Lines of data:
>>>>

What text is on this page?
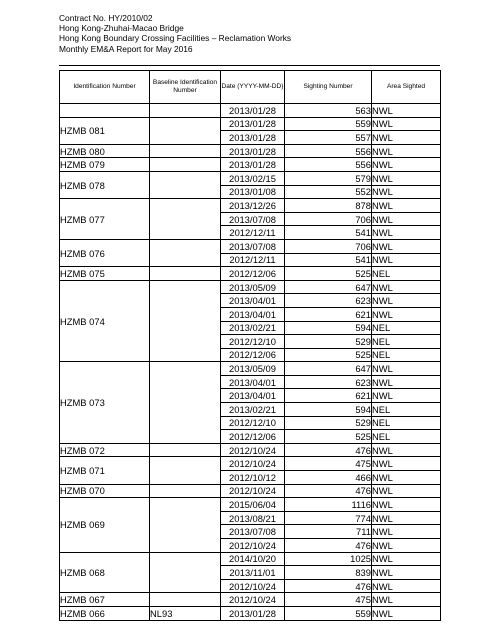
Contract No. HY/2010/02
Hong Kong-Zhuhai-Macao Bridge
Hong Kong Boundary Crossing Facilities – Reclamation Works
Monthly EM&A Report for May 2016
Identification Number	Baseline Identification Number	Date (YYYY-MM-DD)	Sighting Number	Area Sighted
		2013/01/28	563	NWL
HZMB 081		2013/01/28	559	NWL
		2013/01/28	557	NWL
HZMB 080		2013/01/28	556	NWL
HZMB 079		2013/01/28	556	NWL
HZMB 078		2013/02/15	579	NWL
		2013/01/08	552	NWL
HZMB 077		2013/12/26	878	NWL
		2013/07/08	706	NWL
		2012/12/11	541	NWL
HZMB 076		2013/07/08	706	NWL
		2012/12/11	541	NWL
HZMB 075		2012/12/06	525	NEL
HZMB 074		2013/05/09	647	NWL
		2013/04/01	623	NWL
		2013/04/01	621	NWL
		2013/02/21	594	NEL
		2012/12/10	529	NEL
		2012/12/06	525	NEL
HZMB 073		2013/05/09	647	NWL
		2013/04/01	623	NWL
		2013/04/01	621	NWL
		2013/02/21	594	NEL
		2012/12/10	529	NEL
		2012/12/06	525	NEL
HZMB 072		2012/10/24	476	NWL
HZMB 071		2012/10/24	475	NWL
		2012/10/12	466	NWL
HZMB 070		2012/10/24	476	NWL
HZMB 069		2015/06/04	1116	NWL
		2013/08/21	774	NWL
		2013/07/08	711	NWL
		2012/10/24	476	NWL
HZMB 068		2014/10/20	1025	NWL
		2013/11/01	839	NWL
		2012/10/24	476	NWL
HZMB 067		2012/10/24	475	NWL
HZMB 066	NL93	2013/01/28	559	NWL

<<<<

TASK REQUIREMENTS:
Work through the data and report how many of its lines hold the word "Hong", giving only the figure.

THE OUTPUT:
2